### Exercise task
Set out every line bearing the string "value".

### Entries provided
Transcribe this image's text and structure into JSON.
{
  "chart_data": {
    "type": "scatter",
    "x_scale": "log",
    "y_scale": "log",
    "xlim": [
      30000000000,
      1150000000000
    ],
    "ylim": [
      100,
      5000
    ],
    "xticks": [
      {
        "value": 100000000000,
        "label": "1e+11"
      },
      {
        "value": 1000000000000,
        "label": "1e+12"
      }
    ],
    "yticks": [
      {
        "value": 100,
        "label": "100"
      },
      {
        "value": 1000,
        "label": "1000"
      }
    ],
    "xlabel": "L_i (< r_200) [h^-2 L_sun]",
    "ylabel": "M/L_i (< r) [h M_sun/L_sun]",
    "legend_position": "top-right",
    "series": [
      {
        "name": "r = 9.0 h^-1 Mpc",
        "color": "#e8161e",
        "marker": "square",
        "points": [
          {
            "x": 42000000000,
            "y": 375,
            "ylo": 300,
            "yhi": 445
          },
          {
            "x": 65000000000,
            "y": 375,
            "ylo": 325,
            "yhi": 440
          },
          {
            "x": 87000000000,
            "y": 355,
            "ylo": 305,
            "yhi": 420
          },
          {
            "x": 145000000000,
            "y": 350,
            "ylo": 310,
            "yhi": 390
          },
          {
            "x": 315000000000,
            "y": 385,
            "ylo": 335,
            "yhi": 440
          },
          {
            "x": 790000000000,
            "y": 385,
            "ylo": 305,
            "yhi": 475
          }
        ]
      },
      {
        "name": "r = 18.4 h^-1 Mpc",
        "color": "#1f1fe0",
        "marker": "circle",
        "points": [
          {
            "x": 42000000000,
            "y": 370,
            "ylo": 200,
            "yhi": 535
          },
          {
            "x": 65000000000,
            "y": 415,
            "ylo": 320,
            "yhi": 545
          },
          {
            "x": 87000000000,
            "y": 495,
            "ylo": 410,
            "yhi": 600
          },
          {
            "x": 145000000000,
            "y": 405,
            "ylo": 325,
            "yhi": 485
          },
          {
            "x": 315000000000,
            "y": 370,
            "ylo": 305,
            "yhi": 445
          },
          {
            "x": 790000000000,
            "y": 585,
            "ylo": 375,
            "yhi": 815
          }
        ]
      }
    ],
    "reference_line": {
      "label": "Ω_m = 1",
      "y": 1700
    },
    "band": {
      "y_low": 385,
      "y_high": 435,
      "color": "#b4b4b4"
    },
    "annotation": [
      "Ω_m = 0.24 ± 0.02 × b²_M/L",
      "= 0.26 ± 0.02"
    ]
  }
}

### The completed task
        "value": 100000000000,
        "value": 1000000000000,
        "value": 100,
        "value": 1000,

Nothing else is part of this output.